WHAT YOU WILL DO. Copy every line of the data that includes the string "ENERGIA".

MATERIAL SHOWN.
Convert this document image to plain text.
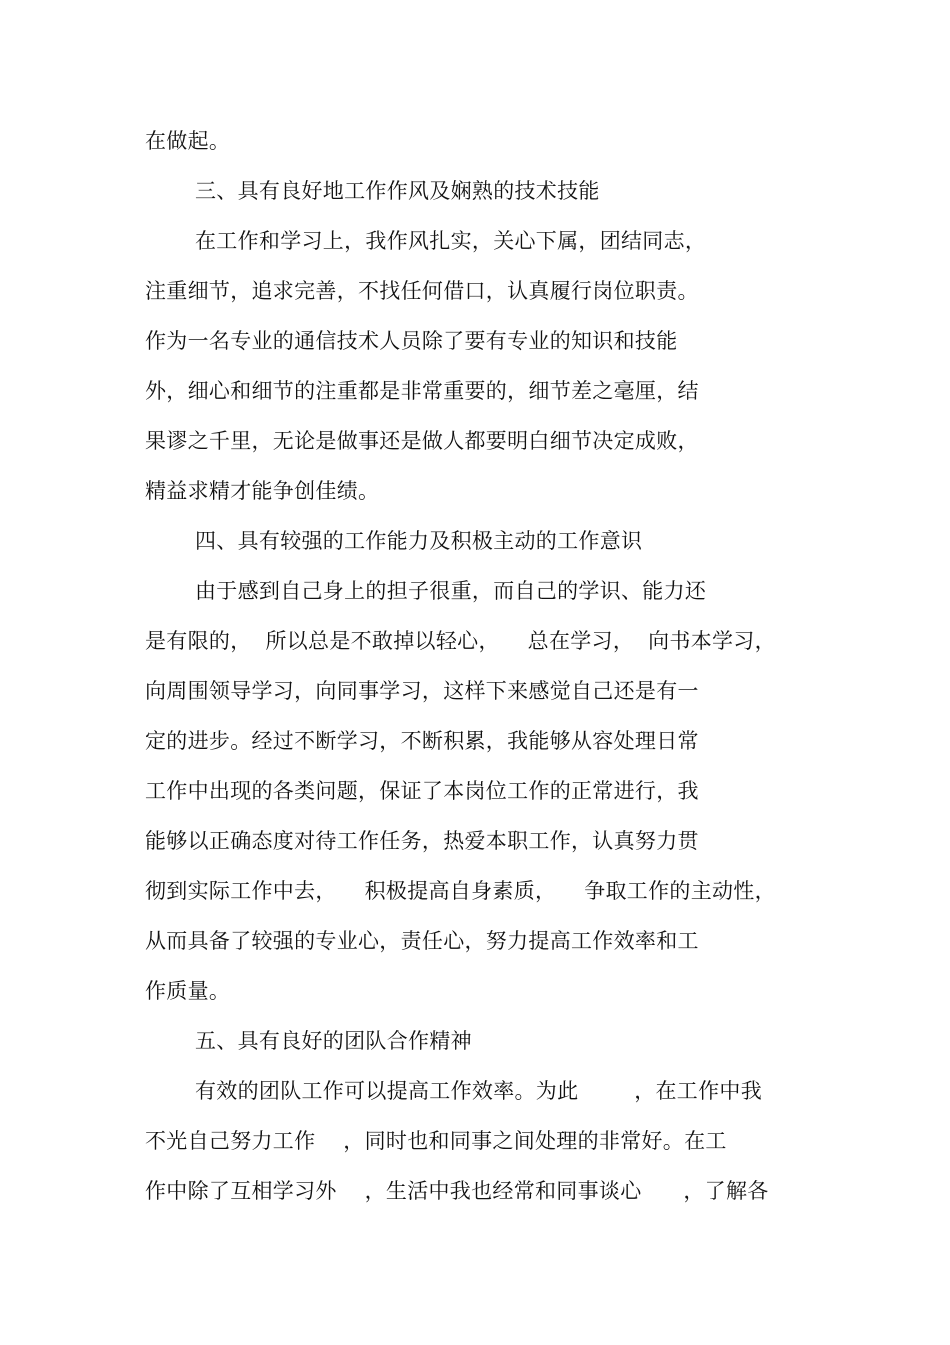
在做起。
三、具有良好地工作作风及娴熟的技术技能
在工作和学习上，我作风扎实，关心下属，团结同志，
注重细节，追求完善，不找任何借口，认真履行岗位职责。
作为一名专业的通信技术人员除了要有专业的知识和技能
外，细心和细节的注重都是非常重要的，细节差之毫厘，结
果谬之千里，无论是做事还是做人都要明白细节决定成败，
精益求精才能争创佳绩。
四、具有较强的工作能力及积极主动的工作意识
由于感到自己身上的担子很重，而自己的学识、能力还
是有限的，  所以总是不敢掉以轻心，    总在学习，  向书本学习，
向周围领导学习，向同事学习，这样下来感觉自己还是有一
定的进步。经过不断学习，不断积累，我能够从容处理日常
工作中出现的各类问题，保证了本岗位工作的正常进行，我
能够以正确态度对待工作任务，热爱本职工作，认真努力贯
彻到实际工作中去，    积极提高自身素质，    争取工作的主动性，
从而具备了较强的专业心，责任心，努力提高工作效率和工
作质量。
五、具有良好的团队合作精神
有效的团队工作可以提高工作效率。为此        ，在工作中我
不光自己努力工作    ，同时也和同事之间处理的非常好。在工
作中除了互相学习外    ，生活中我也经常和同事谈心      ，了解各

* * *

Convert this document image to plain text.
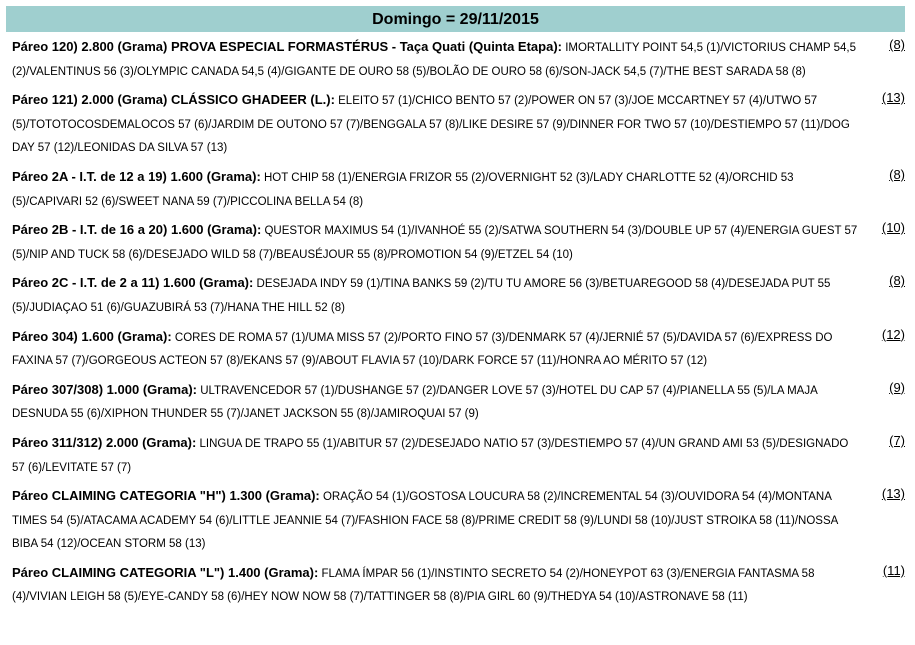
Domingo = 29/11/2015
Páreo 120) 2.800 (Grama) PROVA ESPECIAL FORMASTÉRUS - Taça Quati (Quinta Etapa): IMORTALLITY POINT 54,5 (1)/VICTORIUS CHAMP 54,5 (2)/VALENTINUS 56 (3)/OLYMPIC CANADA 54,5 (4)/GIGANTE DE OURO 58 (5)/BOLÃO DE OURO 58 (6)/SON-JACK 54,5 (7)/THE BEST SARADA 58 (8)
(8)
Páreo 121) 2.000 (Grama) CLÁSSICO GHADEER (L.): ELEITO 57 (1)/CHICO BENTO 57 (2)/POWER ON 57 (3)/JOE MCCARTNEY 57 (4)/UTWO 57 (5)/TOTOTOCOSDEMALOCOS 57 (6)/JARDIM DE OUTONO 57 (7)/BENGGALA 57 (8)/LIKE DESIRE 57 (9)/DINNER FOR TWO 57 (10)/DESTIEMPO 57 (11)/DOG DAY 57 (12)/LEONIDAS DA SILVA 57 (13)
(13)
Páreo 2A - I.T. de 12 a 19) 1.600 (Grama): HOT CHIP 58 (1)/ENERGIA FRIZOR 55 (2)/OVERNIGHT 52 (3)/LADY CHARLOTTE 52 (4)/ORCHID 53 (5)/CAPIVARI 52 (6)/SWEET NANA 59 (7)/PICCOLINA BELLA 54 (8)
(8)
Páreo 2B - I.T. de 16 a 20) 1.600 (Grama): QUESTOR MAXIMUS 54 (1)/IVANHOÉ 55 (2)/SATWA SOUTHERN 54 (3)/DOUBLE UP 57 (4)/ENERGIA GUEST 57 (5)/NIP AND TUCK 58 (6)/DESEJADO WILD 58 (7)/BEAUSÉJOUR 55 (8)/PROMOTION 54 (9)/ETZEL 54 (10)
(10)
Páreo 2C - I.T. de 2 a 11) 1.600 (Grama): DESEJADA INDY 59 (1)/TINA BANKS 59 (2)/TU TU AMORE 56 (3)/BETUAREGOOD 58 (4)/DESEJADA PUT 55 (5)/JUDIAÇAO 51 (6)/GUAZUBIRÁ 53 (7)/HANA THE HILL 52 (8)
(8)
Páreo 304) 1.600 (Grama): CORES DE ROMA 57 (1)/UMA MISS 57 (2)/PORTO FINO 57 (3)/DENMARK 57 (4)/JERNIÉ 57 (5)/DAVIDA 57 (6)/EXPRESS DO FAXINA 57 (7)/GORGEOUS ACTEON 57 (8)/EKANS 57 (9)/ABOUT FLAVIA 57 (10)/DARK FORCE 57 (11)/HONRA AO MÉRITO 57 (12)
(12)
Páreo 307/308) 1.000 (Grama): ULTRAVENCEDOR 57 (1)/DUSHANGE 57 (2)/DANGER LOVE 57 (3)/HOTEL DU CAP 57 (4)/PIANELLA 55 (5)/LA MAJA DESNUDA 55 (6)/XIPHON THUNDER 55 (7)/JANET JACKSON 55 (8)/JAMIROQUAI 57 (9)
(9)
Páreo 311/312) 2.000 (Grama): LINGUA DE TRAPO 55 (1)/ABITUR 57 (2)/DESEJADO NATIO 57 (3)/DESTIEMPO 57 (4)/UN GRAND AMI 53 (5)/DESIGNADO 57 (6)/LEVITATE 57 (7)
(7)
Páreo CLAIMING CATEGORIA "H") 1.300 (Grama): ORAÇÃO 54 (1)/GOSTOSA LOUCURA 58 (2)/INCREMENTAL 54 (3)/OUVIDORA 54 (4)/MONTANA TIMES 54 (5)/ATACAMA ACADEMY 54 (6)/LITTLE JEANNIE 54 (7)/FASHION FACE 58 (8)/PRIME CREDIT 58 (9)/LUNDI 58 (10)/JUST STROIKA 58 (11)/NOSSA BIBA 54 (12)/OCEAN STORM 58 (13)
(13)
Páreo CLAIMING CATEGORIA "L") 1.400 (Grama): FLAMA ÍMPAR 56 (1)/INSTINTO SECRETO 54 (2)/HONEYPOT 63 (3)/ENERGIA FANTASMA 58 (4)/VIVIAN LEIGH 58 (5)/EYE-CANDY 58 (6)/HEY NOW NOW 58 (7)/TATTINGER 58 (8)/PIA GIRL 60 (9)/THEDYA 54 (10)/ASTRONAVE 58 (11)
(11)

RESULT.
Páreo 2A - I.T. de 12 a 19) 1.600 (Grama): HOT CHIP 58 (1)/ENERGIA FRIZOR 55 (2)/OVERNIGHT 52 (3)/LADY CHARLOTTE 52 (4)/ORCHID 53 (5)/CAPIVARI 52 (6)/SWEET NANA 59 (7)/PICCOLINA BELLA 54 (8)
Páreo 2B - I.T. de 16 a 20) 1.600 (Grama): QUESTOR MAXIMUS 54 (1)/IVANHOÉ 55 (2)/SATWA SOUTHERN 54 (3)/DOUBLE UP 57 (4)/ENERGIA GUEST 57 (5)/NIP AND TUCK 58 (6)/DESEJADO WILD 58 (7)/BEAUSÉJOUR 55 (8)/PROMOTION 54 (9)/ETZEL 54 (10)
Páreo CLAIMING CATEGORIA "L") 1.400 (Grama): FLAMA ÍMPAR 56 (1)/INSTINTO SECRETO 54 (2)/HONEYPOT 63 (3)/ENERGIA FANTASMA 58 (4)/VIVIAN LEIGH 58 (5)/EYE-CANDY 58 (6)/HEY NOW NOW 58 (7)/TATTINGER 58 (8)/PIA GIRL 60 (9)/THEDYA 54 (10)/ASTRONAVE 58 (11)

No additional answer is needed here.